EXERCISE BRIEF:
Show all lines from the listing below that contain "icon".

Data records

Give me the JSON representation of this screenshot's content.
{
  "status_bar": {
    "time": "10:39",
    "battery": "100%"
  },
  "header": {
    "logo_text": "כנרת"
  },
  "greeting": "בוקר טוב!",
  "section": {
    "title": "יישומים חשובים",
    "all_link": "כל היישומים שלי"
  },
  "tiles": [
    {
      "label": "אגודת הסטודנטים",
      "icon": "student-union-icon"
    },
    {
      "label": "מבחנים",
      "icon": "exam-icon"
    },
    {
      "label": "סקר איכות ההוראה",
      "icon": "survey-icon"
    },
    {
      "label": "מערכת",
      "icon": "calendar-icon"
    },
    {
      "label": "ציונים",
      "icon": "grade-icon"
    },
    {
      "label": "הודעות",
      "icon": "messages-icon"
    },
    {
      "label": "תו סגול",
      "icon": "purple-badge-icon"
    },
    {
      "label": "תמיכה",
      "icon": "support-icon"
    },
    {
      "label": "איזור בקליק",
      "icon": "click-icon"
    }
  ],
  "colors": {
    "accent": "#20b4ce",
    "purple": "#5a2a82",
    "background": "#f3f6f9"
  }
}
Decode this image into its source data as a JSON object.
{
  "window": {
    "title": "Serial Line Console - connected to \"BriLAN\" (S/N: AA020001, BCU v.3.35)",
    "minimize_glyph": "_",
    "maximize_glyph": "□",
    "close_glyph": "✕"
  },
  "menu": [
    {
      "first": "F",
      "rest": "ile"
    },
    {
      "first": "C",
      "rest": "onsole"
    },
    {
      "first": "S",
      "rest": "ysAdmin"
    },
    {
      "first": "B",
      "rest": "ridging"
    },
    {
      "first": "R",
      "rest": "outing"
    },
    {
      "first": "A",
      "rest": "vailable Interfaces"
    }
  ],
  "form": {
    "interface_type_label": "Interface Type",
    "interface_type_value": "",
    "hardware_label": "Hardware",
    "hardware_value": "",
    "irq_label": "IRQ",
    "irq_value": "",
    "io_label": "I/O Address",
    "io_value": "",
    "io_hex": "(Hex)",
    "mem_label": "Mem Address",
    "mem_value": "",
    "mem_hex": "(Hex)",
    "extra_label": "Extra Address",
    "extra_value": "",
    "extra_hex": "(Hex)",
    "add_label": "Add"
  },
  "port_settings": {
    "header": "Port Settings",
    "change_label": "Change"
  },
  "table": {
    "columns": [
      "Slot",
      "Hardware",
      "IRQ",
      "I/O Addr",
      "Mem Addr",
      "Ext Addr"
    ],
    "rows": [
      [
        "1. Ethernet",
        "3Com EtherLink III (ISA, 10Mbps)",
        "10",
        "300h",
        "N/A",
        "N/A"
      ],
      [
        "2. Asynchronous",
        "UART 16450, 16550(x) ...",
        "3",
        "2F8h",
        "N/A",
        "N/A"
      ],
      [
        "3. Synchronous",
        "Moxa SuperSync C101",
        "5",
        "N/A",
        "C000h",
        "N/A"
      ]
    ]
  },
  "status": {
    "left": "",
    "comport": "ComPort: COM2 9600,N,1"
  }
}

ANSWER TO THE PROBLEM:
      "icon": "student-union-icon"
      "icon": "exam-icon"
      "icon": "survey-icon"
      "icon": "calendar-icon"
      "icon": "grade-icon"
      "icon": "messages-icon"
      "icon": "purple-badge-icon"
      "icon": "support-icon"
      "icon": "click-icon"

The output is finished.